** Start INPUT FOR THIS TASK **
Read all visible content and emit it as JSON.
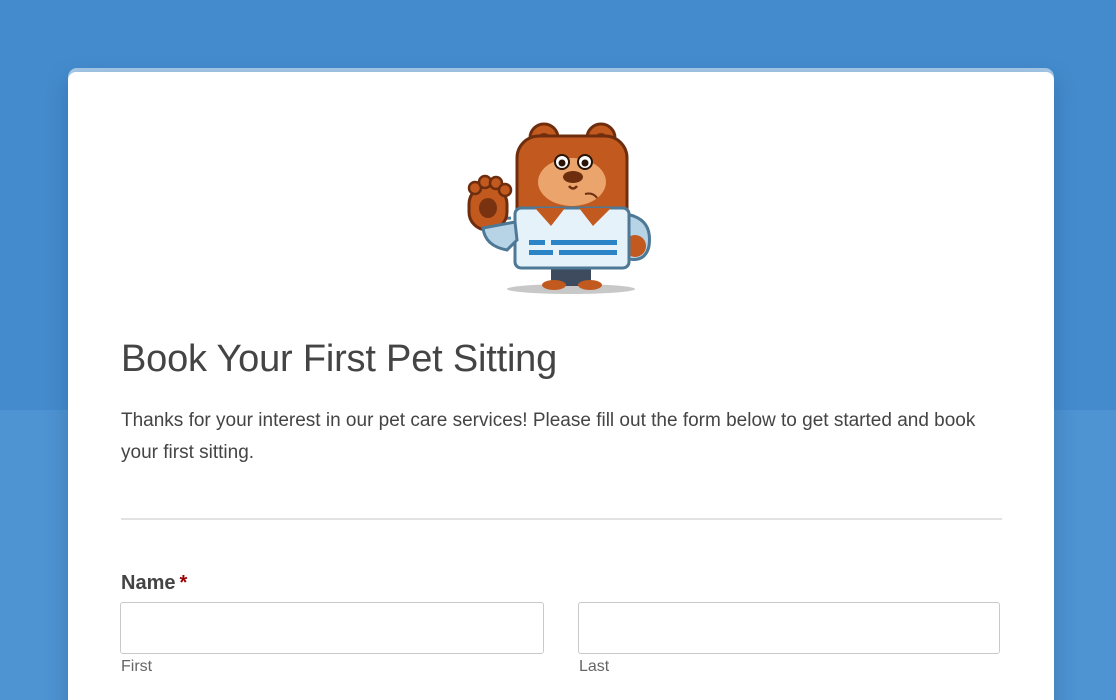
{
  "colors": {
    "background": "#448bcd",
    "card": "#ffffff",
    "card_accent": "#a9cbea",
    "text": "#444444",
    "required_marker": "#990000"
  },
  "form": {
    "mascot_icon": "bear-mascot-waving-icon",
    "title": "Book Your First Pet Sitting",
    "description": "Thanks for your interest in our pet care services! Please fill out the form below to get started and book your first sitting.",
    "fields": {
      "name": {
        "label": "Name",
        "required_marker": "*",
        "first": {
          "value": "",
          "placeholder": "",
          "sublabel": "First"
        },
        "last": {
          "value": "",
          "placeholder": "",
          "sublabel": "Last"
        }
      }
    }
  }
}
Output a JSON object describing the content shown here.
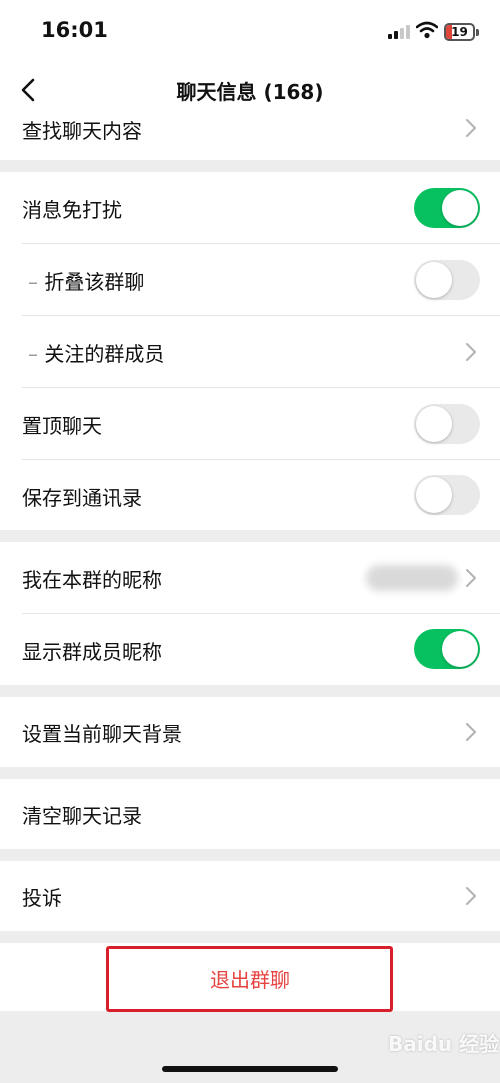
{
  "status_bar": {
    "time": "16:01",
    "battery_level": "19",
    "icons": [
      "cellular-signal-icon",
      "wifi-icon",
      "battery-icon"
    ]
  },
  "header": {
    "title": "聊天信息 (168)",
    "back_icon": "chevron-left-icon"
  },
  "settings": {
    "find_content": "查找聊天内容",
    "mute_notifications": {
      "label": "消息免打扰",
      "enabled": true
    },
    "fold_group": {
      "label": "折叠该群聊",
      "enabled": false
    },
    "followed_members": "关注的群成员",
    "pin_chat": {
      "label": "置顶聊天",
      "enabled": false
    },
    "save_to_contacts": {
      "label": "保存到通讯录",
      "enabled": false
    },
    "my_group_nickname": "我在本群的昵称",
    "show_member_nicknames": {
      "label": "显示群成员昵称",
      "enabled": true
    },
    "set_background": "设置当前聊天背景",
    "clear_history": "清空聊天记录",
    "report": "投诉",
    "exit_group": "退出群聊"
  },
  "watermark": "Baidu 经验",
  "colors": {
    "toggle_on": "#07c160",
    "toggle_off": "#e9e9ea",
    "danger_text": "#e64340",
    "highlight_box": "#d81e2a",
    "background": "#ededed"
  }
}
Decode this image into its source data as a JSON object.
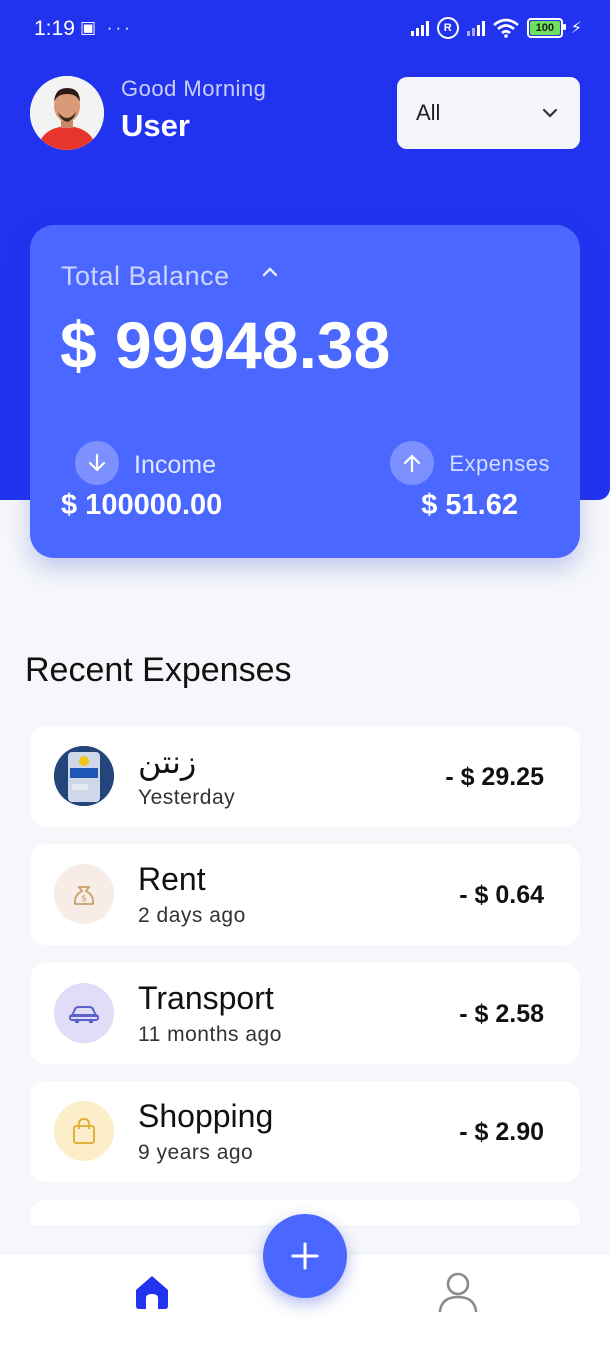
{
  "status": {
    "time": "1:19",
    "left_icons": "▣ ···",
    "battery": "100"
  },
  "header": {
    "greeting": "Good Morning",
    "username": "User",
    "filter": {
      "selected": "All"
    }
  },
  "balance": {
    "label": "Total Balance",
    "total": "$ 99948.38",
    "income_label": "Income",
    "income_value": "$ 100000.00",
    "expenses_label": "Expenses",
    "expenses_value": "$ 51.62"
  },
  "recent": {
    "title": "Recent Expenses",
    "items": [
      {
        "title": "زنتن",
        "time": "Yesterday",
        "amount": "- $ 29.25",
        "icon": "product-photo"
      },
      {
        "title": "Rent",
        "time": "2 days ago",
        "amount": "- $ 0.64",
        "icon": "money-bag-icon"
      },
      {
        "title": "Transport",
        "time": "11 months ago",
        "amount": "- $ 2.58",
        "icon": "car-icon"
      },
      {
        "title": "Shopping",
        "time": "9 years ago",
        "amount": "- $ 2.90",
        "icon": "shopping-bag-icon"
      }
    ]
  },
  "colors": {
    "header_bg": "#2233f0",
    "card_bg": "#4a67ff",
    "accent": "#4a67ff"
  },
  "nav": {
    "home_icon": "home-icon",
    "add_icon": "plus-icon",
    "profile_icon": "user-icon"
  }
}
** End INPUT FOR THIS TASK **
WHAT TO PRODUCE:
Say how many lines hold the word "form", giving the number and nothing else.

SOLUTION TO THIS PROBLEM:
2